Could you find every line in the entries below that holds the word "name" and copy it?

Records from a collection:
• • • • •
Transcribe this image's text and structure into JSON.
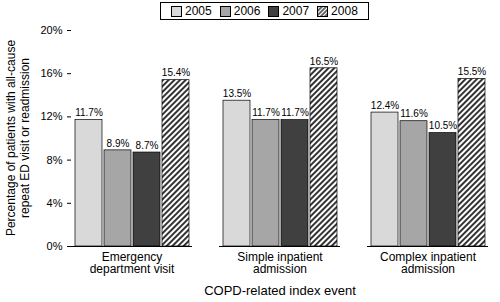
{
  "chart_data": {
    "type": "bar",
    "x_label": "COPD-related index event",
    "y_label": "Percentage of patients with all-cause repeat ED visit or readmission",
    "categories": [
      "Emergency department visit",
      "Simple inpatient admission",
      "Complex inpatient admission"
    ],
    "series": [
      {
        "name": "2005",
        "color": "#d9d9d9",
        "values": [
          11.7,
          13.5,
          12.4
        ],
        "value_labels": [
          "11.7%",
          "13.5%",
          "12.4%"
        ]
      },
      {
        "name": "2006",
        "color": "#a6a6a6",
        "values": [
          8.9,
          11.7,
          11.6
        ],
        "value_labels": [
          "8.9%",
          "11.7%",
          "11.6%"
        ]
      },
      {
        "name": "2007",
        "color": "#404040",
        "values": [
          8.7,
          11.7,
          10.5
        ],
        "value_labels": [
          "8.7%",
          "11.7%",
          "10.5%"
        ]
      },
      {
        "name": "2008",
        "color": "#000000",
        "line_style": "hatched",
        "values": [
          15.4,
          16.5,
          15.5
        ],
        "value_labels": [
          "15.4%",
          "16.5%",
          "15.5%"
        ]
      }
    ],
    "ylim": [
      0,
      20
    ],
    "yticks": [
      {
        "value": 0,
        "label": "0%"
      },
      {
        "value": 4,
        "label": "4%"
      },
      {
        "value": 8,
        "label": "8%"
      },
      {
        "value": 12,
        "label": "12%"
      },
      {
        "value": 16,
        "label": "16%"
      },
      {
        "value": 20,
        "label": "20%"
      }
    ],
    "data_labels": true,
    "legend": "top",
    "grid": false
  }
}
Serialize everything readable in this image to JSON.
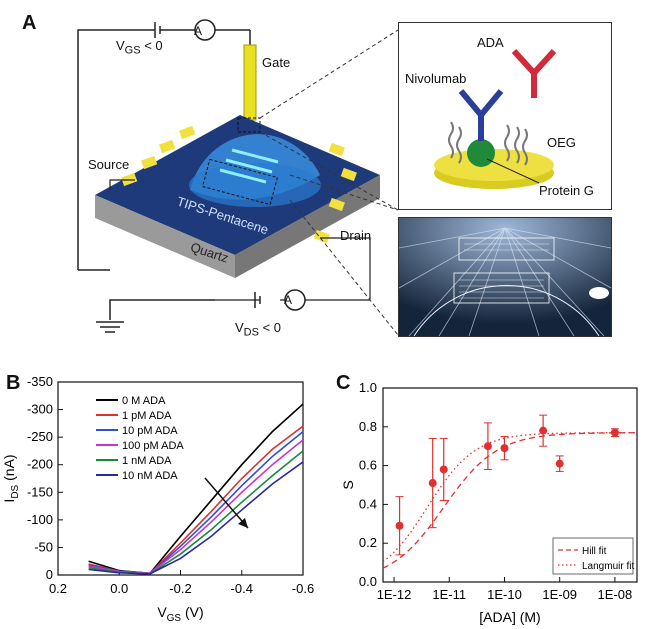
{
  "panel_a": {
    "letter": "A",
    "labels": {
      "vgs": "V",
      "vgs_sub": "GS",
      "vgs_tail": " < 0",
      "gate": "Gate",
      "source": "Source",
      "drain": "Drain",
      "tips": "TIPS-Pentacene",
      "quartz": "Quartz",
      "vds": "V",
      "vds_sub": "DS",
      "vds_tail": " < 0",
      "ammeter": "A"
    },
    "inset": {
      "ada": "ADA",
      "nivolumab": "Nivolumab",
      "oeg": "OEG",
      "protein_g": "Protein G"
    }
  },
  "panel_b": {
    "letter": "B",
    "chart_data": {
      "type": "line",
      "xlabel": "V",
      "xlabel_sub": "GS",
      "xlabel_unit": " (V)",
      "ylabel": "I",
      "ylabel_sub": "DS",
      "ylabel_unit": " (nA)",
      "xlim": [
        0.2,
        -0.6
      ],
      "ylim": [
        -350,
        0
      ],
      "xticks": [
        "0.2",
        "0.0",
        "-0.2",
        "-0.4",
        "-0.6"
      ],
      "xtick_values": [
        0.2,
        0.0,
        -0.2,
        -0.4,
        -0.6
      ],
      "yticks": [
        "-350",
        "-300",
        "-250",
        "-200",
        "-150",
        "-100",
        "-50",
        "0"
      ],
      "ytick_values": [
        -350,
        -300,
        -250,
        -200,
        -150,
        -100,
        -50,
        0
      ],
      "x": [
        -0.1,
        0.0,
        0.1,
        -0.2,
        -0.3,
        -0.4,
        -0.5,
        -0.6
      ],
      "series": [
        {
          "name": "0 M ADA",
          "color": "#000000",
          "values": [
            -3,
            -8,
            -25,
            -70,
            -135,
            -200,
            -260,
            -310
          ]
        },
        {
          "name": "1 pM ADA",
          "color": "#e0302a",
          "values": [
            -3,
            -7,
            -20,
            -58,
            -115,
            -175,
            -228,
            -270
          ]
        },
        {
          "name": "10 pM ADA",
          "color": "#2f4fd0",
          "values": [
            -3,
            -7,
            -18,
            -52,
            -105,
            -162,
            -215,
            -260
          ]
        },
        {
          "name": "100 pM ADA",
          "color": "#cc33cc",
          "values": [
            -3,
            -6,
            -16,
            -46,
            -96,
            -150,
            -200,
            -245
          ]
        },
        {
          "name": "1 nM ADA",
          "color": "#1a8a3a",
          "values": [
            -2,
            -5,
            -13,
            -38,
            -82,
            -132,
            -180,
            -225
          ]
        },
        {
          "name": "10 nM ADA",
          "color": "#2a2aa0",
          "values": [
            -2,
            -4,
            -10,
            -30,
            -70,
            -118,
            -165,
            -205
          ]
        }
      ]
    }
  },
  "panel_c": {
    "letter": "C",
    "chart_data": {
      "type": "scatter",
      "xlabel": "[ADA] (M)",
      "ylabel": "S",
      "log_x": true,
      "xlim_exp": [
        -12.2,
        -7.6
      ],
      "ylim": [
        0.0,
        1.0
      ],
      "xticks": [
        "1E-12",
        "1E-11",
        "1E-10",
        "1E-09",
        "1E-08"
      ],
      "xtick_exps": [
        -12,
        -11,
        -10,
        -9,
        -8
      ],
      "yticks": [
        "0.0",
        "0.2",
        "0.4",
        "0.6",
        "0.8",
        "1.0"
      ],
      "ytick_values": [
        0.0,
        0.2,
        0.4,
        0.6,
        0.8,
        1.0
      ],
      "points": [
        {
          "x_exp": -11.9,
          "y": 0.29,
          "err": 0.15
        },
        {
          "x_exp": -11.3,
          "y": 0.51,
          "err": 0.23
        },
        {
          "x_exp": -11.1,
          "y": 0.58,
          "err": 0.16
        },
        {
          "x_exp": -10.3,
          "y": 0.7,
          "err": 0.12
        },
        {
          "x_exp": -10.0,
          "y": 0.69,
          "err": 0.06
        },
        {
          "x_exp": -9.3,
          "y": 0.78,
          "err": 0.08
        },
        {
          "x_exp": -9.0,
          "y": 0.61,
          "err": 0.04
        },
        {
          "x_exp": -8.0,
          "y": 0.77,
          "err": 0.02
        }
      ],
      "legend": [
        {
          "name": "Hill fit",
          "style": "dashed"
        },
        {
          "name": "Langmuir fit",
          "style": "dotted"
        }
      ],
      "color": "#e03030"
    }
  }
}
• • • • •
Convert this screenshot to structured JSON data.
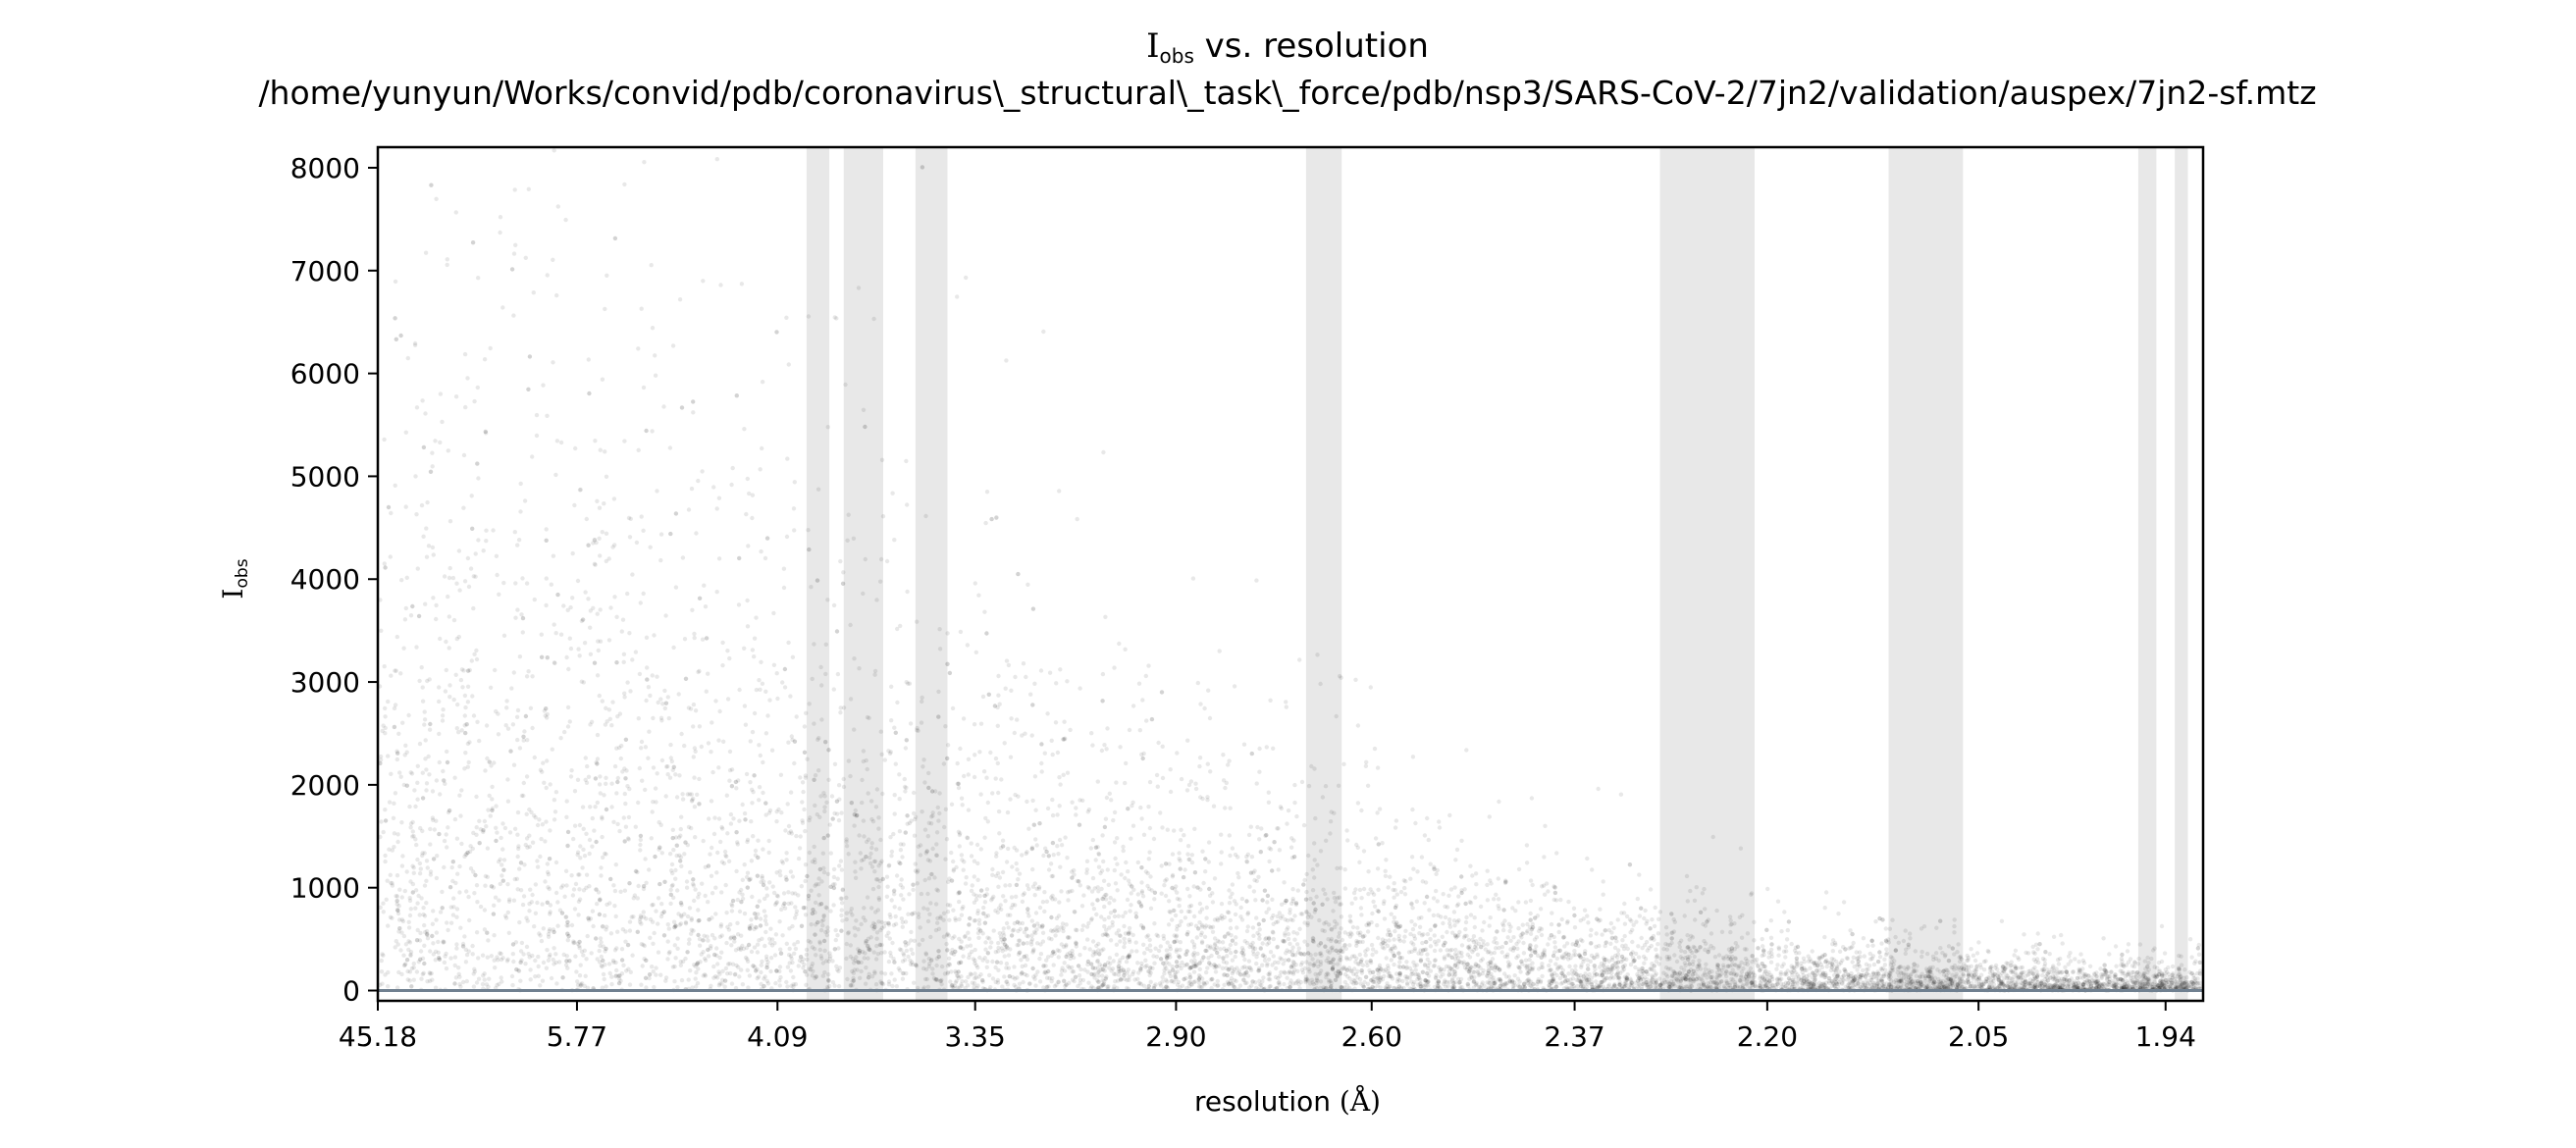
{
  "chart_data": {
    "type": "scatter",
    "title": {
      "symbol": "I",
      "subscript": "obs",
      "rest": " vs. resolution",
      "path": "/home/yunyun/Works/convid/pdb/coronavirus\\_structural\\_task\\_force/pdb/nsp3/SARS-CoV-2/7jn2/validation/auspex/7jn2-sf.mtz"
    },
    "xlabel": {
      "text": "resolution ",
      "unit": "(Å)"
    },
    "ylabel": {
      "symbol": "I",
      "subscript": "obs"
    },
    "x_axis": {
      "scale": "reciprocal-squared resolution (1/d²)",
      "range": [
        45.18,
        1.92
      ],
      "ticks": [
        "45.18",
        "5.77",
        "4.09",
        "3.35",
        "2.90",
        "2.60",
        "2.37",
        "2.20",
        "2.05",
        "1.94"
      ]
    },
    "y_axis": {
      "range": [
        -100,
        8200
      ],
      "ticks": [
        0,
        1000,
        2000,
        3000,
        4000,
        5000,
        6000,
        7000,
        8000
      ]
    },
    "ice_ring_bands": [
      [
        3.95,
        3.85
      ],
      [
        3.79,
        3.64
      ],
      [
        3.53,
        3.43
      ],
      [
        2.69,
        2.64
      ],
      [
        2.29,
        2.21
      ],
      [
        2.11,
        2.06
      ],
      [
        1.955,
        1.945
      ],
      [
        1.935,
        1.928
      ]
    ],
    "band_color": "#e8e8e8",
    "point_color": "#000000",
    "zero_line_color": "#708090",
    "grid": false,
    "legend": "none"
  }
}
• • • • •
◆ Exercise output:
        "name": "2005",
        "name": "2006",
        "name": "2007",
        "name": "2008",
          "name": "0 M ADA",
          "name": "1 pM ADA",
          "name": "10 pM ADA",
          "name": "100 pM ADA",
          "name": "1 nM ADA",
          "name": "10 nM ADA",
          "name": "Hill fit",
          "name": "Langmuir fit",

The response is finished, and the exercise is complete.